Restate, word for word, all of the material shown below.

╭─ Input rows

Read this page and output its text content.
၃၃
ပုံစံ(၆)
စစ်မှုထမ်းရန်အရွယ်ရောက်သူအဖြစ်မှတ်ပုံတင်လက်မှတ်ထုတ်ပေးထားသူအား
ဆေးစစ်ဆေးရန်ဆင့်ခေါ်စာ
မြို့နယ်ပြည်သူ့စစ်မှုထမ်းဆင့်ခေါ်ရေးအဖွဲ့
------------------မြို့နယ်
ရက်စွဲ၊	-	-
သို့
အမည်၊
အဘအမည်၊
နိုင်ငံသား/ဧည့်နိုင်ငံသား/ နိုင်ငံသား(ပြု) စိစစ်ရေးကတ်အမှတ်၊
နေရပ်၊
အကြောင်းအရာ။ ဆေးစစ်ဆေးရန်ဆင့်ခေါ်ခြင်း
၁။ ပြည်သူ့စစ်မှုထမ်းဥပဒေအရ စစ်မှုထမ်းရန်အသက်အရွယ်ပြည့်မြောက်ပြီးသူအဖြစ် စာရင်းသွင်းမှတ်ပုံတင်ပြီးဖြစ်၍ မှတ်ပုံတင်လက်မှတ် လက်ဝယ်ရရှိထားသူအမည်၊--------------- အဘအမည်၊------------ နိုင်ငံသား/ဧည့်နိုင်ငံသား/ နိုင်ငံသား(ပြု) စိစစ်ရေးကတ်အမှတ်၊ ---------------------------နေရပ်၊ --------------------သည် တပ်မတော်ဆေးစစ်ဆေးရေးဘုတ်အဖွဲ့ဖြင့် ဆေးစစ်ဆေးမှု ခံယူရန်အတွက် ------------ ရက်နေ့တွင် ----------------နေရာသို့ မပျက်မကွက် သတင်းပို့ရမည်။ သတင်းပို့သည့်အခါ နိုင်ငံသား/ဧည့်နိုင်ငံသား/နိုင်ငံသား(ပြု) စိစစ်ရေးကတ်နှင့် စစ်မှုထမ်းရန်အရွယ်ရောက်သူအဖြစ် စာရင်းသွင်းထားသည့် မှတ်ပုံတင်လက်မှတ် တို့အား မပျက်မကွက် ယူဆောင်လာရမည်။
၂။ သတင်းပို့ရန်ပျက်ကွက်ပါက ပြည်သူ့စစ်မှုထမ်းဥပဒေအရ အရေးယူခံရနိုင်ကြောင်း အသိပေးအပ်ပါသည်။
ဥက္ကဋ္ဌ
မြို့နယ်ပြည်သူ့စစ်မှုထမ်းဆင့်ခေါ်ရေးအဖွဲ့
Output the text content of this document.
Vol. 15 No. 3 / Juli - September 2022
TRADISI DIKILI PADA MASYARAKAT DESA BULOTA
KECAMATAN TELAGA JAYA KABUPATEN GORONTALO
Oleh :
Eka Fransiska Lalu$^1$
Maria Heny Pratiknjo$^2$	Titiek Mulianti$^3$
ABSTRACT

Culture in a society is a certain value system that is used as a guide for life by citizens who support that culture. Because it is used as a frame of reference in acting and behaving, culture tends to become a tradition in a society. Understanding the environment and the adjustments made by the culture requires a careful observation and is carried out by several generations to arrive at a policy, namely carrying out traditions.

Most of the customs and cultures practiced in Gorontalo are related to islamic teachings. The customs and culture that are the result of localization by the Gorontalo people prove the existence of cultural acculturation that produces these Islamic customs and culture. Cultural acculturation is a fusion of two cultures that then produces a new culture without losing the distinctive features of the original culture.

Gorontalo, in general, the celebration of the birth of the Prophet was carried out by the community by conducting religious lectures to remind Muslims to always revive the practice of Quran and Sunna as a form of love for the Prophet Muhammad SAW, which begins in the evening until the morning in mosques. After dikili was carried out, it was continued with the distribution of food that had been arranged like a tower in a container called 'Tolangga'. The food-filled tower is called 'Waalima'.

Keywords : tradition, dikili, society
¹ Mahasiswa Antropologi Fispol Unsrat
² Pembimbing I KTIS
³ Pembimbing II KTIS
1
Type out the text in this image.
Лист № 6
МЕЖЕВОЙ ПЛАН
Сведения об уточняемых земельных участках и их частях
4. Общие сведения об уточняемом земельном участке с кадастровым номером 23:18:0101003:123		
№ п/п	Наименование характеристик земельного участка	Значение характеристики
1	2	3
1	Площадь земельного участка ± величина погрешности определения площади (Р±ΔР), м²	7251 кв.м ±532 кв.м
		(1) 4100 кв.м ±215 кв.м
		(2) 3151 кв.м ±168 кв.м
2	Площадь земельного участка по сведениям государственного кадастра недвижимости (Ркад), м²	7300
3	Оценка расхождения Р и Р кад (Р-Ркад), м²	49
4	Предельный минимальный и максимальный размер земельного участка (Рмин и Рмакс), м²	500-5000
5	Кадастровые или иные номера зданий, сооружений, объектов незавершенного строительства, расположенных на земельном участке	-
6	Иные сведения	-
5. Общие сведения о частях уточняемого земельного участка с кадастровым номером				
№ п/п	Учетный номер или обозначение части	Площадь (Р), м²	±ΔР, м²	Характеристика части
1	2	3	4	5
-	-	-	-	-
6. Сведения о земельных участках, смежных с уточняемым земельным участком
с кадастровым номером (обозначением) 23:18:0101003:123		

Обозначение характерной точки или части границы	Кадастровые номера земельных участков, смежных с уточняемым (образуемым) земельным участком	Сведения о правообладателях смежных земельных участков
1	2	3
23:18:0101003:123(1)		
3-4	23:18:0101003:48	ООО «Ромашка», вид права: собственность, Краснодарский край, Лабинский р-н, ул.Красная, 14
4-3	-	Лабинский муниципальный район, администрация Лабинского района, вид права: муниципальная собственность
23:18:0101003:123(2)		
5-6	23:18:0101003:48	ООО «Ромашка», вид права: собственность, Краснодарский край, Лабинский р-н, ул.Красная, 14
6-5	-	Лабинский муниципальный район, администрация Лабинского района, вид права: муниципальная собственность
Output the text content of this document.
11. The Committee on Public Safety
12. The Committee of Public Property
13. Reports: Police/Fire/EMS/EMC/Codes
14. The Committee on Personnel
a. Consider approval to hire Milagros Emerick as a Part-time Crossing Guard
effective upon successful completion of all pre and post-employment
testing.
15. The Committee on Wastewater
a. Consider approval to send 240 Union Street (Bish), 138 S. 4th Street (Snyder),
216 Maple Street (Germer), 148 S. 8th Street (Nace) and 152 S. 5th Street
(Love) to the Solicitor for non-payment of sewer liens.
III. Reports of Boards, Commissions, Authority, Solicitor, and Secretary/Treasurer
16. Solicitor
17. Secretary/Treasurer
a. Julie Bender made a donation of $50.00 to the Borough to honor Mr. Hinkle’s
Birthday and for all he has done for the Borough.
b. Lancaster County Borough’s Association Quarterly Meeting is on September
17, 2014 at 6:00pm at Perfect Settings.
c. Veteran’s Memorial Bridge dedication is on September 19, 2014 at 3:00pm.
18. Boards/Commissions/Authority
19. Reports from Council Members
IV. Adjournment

╰─

Exercise output:
Read this page and output its text content.
၃၃
ပုံစံ(၆)
စစ်မှုထမ်းရန်အရွယ်ရောက်သူအဖြစ်မှတ်ပုံတင်လက်မှတ်ထုတ်ပေးထားသူအား
ဆေးစစ်ဆေးရန်ဆင့်ခေါ်စာ
မြို့နယ်ပြည်သူ့စစ်မှုထမ်းဆင့်ခေါ်ရေးအဖွဲ့
------------------မြို့နယ်
ရက်စွဲ၊	-	-
သို့
အမည်၊
အဘအမည်၊
နိုင်ငံသား/ဧည့်နိုင်ငံသား/ နိုင်ငံသား(ပြု) စိစစ်ရေးကတ်အမှတ်၊
နေရပ်၊
အကြောင်းအရာ။ ဆေးစစ်ဆေးရန်ဆင့်ခေါ်ခြင်း
၁။ ပြည်သူ့စစ်မှုထမ်းဥပဒေအရ စစ်မှုထမ်းရန်အသက်အရွယ်ပြည့်မြောက်ပြီးသူအဖြစ် စာရင်းသွင်းမှတ်ပုံတင်ပြီးဖြစ်၍ မှတ်ပုံတင်လက်မှတ် လက်ဝယ်ရရှိထားသူအမည်၊--------------- အဘအမည်၊------------ နိုင်ငံသား/ဧည့်နိုင်ငံသား/ နိုင်ငံသား(ပြု) စိစစ်ရေးကတ်အမှတ်၊ ---------------------------နေရပ်၊ --------------------သည် တပ်မတော်ဆေးစစ်ဆေးရေးဘုတ်အဖွဲ့ဖြင့် ဆေးစစ်ဆေးမှု ခံယူရန်အတွက် ------------ ရက်နေ့တွင် ----------------နေရာသို့ မပျက်မကွက် သတင်းပို့ရမည်။ သတင်းပို့သည့်အခါ နိုင်ငံသား/ဧည့်နိုင်ငံသား/နိုင်ငံသား(ပြု) စိစစ်ရေးကတ်နှင့် စစ်မှုထမ်းရန်အရွယ်ရောက်သူအဖြစ် စာရင်းသွင်းထားသည့် မှတ်ပုံတင်လက်မှတ် တို့အား မပျက်မကွက် ယူဆောင်လာရမည်။
၂။ သတင်းပို့ရန်ပျက်ကွက်ပါက ပြည်သူ့စစ်မှုထမ်းဥပဒေအရ အရေးယူခံရနိုင်ကြောင်း အသိပေးအပ်ပါသည်။
ဥက္ကဋ္ဌ
မြို့နယ်ပြည်သူ့စစ်မှုထမ်းဆင့်ခေါ်ရေးအဖွဲ့
Output the text content of this document.
Vol. 15 No. 3 / Juli - September 2022
TRADISI DIKILI PADA MASYARAKAT DESA BULOTA
KECAMATAN TELAGA JAYA KABUPATEN GORONTALO
Oleh :
Eka Fransiska Lalu$^1$
Maria Heny Pratiknjo$^2$	Titiek Mulianti$^3$
ABSTRACT

Culture in a society is a certain value system that is used as a guide for life by citizens who support that culture. Because it is used as a frame of reference in acting and behaving, culture tends to become a tradition in a society. Understanding the environment and the adjustments made by the culture requires a careful observation and is carried out by several generations to arrive at a policy, namely carrying out traditions.

Most of the customs and cultures practiced in Gorontalo are related to islamic teachings. The customs and culture that are the result of localization by the Gorontalo people prove the existence of cultural acculturation that produces these Islamic customs and culture. Cultural acculturation is a fusion of two cultures that then produces a new culture without losing the distinctive features of the original culture.

Gorontalo, in general, the celebration of the birth of the Prophet was carried out by the community by conducting religious lectures to remind Muslims to always revive the practice of Quran and Sunna as a form of love for the Prophet Muhammad SAW, which begins in the evening until the morning in mosques. After dikili was carried out, it was continued with the distribution of food that had been arranged like a tower in a container called 'Tolangga'. The food-filled tower is called 'Waalima'.

Keywords : tradition, dikili, society
¹ Mahasiswa Antropologi Fispol Unsrat
² Pembimbing I KTIS
³ Pembimbing II KTIS
1
Type out the text in this image.
Лист № 6
МЕЖЕВОЙ ПЛАН
Сведения об уточняемых земельных участках и их частях
4. Общие сведения об уточняемом земельном участке с кадастровым номером 23:18:0101003:123		
№ п/п	Наименование характеристик земельного участка	Значение характеристики
1	2	3
1	Площадь земельного участка ± величина погрешности определения площади (Р±ΔР), м²	7251 кв.м ±532 кв.м
		(1) 4100 кв.м ±215 кв.м
		(2) 3151 кв.м ±168 кв.м
2	Площадь земельного участка по сведениям государственного кадастра недвижимости (Ркад), м²	7300
3	Оценка расхождения Р и Р кад (Р-Ркад), м²	49
4	Предельный минимальный и максимальный размер земельного участка (Рмин и Рмакс), м²	500-5000
5	Кадастровые или иные номера зданий, сооружений, объектов незавершенного строительства, расположенных на земельном участке	-
6	Иные сведения	-
5. Общие сведения о частях уточняемого земельного участка с кадастровым номером				
№ п/п	Учетный номер или обозначение части	Площадь (Р), м²	±ΔР, м²	Характеристика части
1	2	3	4	5
-	-	-	-	-
6. Сведения о земельных участках, смежных с уточняемым земельным участком
с кадастровым номером (обозначением) 23:18:0101003:123		

Обозначение характерной точки или части границы	Кадастровые номера земельных участков, смежных с уточняемым (образуемым) земельным участком	Сведения о правообладателях смежных земельных участков
1	2	3
23:18:0101003:123(1)		
3-4	23:18:0101003:48	ООО «Ромашка», вид права: собственность, Краснодарский край, Лабинский р-н, ул.Красная, 14
4-3	-	Лабинский муниципальный район, администрация Лабинского района, вид права: муниципальная собственность
23:18:0101003:123(2)		
5-6	23:18:0101003:48	ООО «Ромашка», вид права: собственность, Краснодарский край, Лабинский р-н, ул.Красная, 14
6-5	-	Лабинский муниципальный район, администрация Лабинского района, вид права: муниципальная собственность
Output the text content of this document.
11. The Committee on Public Safety
12. The Committee of Public Property
13. Reports: Police/Fire/EMS/EMC/Codes
14. The Committee on Personnel
a. Consider approval to hire Milagros Emerick as a Part-time Crossing Guard
effective upon successful completion of all pre and post-employment
testing.
15. The Committee on Wastewater
a. Consider approval to send 240 Union Street (Bish), 138 S. 4th Street (Snyder),
216 Maple Street (Germer), 148 S. 8th Street (Nace) and 152 S. 5th Street
(Love) to the Solicitor for non-payment of sewer liens.
III. Reports of Boards, Commissions, Authority, Solicitor, and Secretary/Treasurer
16. Solicitor
17. Secretary/Treasurer
a. Julie Bender made a donation of $50.00 to the Borough to honor Mr. Hinkle’s
Birthday and for all he has done for the Borough.
b. Lancaster County Borough’s Association Quarterly Meeting is on September
17, 2014 at 6:00pm at Perfect Settings.
c. Veteran’s Memorial Bridge dedication is on September 19, 2014 at 3:00pm.
18. Boards/Commissions/Authority
19. Reports from Council Members
IV. Adjournment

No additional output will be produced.